> _Set task_
Please repeat all of the lines that follow, exactly as written.

[A block of data]
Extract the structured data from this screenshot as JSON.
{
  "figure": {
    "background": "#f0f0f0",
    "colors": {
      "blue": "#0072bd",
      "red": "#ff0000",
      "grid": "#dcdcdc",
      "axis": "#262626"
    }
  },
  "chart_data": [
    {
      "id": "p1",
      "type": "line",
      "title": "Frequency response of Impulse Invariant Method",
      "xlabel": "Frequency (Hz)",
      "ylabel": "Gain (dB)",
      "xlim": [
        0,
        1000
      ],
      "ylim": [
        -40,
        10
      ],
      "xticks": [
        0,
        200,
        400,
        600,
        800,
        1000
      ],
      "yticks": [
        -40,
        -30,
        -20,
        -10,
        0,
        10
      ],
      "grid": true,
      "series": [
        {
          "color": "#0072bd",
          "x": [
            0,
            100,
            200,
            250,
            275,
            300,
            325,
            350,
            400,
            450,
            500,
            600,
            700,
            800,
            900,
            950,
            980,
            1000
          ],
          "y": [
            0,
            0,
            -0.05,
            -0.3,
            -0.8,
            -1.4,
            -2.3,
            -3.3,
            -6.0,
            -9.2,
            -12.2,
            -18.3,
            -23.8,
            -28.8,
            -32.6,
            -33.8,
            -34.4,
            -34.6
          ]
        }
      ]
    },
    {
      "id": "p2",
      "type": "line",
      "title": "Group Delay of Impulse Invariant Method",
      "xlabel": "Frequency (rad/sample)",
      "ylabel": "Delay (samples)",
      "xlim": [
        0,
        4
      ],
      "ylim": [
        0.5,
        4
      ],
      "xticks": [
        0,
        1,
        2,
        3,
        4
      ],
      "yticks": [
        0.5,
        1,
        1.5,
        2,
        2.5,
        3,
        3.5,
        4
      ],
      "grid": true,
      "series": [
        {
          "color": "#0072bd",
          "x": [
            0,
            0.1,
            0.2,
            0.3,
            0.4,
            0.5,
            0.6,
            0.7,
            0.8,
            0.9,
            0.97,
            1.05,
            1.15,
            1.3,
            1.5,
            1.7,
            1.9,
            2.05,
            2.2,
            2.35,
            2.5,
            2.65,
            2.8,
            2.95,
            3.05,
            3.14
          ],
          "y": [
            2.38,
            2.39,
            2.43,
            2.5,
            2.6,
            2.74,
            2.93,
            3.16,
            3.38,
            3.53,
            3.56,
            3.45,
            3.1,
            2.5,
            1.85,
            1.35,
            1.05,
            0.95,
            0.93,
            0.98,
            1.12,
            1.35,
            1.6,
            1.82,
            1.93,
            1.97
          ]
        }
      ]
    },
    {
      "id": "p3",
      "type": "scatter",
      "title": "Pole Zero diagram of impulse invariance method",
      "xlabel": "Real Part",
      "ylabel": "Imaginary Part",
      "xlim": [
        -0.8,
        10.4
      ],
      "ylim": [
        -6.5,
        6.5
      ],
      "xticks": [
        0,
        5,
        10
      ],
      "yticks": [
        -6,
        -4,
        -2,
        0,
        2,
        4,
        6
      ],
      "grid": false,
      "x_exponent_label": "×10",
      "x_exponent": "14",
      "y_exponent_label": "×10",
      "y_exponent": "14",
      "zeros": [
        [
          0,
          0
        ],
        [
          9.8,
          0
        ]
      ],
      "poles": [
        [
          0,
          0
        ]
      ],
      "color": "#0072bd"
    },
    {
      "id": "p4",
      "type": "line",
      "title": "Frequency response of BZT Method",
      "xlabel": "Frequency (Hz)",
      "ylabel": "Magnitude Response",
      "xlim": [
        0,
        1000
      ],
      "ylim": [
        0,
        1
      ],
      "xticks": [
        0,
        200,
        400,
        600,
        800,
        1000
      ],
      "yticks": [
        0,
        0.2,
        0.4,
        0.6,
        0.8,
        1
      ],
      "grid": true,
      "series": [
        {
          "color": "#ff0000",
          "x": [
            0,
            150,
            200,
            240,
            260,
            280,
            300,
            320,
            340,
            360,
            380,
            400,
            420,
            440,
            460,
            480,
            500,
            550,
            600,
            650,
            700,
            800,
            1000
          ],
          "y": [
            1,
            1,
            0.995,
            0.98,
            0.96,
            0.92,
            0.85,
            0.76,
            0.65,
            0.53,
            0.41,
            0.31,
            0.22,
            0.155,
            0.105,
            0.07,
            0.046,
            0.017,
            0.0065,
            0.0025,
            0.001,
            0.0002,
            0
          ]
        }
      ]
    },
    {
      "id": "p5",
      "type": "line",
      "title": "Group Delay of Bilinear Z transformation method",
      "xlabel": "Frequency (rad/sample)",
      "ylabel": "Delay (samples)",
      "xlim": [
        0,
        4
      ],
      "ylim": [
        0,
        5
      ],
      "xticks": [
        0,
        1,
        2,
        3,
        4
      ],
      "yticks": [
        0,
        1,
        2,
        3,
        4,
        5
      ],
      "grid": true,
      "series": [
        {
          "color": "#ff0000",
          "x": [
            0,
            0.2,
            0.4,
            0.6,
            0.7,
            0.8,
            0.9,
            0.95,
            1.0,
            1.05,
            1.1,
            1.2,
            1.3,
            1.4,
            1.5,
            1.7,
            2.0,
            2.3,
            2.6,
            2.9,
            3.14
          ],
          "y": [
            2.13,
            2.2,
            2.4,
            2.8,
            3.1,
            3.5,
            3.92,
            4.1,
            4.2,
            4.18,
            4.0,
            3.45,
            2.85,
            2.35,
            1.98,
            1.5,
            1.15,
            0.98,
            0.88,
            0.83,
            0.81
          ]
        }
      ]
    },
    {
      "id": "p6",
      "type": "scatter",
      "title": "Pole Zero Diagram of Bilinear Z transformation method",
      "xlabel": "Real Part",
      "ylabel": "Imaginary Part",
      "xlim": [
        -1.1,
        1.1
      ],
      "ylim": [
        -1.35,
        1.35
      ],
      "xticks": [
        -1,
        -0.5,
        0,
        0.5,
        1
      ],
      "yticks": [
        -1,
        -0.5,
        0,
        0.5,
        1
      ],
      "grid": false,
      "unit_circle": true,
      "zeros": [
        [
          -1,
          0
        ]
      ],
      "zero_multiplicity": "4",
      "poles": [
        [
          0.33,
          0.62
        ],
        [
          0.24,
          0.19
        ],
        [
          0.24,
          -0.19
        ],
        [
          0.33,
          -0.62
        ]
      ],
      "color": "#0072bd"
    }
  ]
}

> _Written reply_
Extract the structured data from this screenshot as JSON.
{
  "figure": {
    "background": "#f0f0f0",
    "colors": {
      "blue": "#0072bd",
      "red": "#ff0000",
      "grid": "#dcdcdc",
      "axis": "#262626"
    }
  },
  "chart_data": [
    {
      "id": "p1",
      "type": "line",
      "title": "Frequency response of Impulse Invariant Method",
      "xlabel": "Frequency (Hz)",
      "ylabel": "Gain (dB)",
      "xlim": [
        0,
        1000
      ],
      "ylim": [
        -40,
        10
      ],
      "xticks": [
        0,
        200,
        400,
        600,
        800,
        1000
      ],
      "yticks": [
        -40,
        -30,
        -20,
        -10,
        0,
        10
      ],
      "grid": true,
      "series": [
        {
          "color": "#0072bd",
          "x": [
            0,
            100,
            200,
            250,
            275,
            300,
            325,
            350,
            400,
            450,
            500,
            600,
            700,
            800,
            900,
            950,
            980,
            1000
          ],
          "y": [
            0,
            0,
            -0.05,
            -0.3,
            -0.8,
            -1.4,
            -2.3,
            -3.3,
            -6.0,
            -9.2,
            -12.2,
            -18.3,
            -23.8,
            -28.8,
            -32.6,
            -33.8,
            -34.4,
            -34.6
          ]
        }
      ]
    },
    {
      "id": "p2",
      "type": "line",
      "title": "Group Delay of Impulse Invariant Method",
      "xlabel": "Frequency (rad/sample)",
      "ylabel": "Delay (samples)",
      "xlim": [
        0,
        4
      ],
      "ylim": [
        0.5,
        4
      ],
      "xticks": [
        0,
        1,
        2,
        3,
        4
      ],
      "yticks": [
        0.5,
        1,
        1.5,
        2,
        2.5,
        3,
        3.5,
        4
      ],
      "grid": true,
      "series": [
        {
          "color": "#0072bd",
          "x": [
            0,
            0.1,
            0.2,
            0.3,
            0.4,
            0.5,
            0.6,
            0.7,
            0.8,
            0.9,
            0.97,
            1.05,
            1.15,
            1.3,
            1.5,
            1.7,
            1.9,
            2.05,
            2.2,
            2.35,
            2.5,
            2.65,
            2.8,
            2.95,
            3.05,
            3.14
          ],
          "y": [
            2.38,
            2.39,
            2.43,
            2.5,
            2.6,
            2.74,
            2.93,
            3.16,
            3.38,
            3.53,
            3.56,
            3.45,
            3.1,
            2.5,
            1.85,
            1.35,
            1.05,
            0.95,
            0.93,
            0.98,
            1.12,
            1.35,
            1.6,
            1.82,
            1.93,
            1.97
          ]
        }
      ]
    },
    {
      "id": "p3",
      "type": "scatter",
      "title": "Pole Zero diagram of impulse invariance method",
      "xlabel": "Real Part",
      "ylabel": "Imaginary Part",
      "xlim": [
        -0.8,
        10.4
      ],
      "ylim": [
        -6.5,
        6.5
      ],
      "xticks": [
        0,
        5,
        10
      ],
      "yticks": [
        -6,
        -4,
        -2,
        0,
        2,
        4,
        6
      ],
      "grid": false,
      "x_exponent_label": "×10",
      "x_exponent": "14",
      "y_exponent_label": "×10",
      "y_exponent": "14",
      "zeros": [
        [
          0,
          0
        ],
        [
          9.8,
          0
        ]
      ],
      "poles": [
        [
          0,
          0
        ]
      ],
      "color": "#0072bd"
    },
    {
      "id": "p4",
      "type": "line",
      "title": "Frequency response of BZT Method",
      "xlabel": "Frequency (Hz)",
      "ylabel": "Magnitude Response",
      "xlim": [
        0,
        1000
      ],
      "ylim": [
        0,
        1
      ],
      "xticks": [
        0,
        200,
        400,
        600,
        800,
        1000
      ],
      "yticks": [
        0,
        0.2,
        0.4,
        0.6,
        0.8,
        1
      ],
      "grid": true,
      "series": [
        {
          "color": "#ff0000",
          "x": [
            0,
            150,
            200,
            240,
            260,
            280,
            300,
            320,
            340,
            360,
            380,
            400,
            420,
            440,
            460,
            480,
            500,
            550,
            600,
            650,
            700,
            800,
            1000
          ],
          "y": [
            1,
            1,
            0.995,
            0.98,
            0.96,
            0.92,
            0.85,
            0.76,
            0.65,
            0.53,
            0.41,
            0.31,
            0.22,
            0.155,
            0.105,
            0.07,
            0.046,
            0.017,
            0.0065,
            0.0025,
            0.001,
            0.0002,
            0
          ]
        }
      ]
    },
    {
      "id": "p5",
      "type": "line",
      "title": "Group Delay of Bilinear Z transformation method",
      "xlabel": "Frequency (rad/sample)",
      "ylabel": "Delay (samples)",
      "xlim": [
        0,
        4
      ],
      "ylim": [
        0,
        5
      ],
      "xticks": [
        0,
        1,
        2,
        3,
        4
      ],
      "yticks": [
        0,
        1,
        2,
        3,
        4,
        5
      ],
      "grid": true,
      "series": [
        {
          "color": "#ff0000",
          "x": [
            0,
            0.2,
            0.4,
            0.6,
            0.7,
            0.8,
            0.9,
            0.95,
            1.0,
            1.05,
            1.1,
            1.2,
            1.3,
            1.4,
            1.5,
            1.7,
            2.0,
            2.3,
            2.6,
            2.9,
            3.14
          ],
          "y": [
            2.13,
            2.2,
            2.4,
            2.8,
            3.1,
            3.5,
            3.92,
            4.1,
            4.2,
            4.18,
            4.0,
            3.45,
            2.85,
            2.35,
            1.98,
            1.5,
            1.15,
            0.98,
            0.88,
            0.83,
            0.81
          ]
        }
      ]
    },
    {
      "id": "p6",
      "type": "scatter",
      "title": "Pole Zero Diagram of Bilinear Z transformation method",
      "xlabel": "Real Part",
      "ylabel": "Imaginary Part",
      "xlim": [
        -1.1,
        1.1
      ],
      "ylim": [
        -1.35,
        1.35
      ],
      "xticks": [
        -1,
        -0.5,
        0,
        0.5,
        1
      ],
      "yticks": [
        -1,
        -0.5,
        0,
        0.5,
        1
      ],
      "grid": false,
      "unit_circle": true,
      "zeros": [
        [
          -1,
          0
        ]
      ],
      "zero_multiplicity": "4",
      "poles": [
        [
          0.33,
          0.62
        ],
        [
          0.24,
          0.19
        ],
        [
          0.24,
          -0.19
        ],
        [
          0.33,
          -0.62
        ]
      ],
      "color": "#0072bd"
    }
  ]
}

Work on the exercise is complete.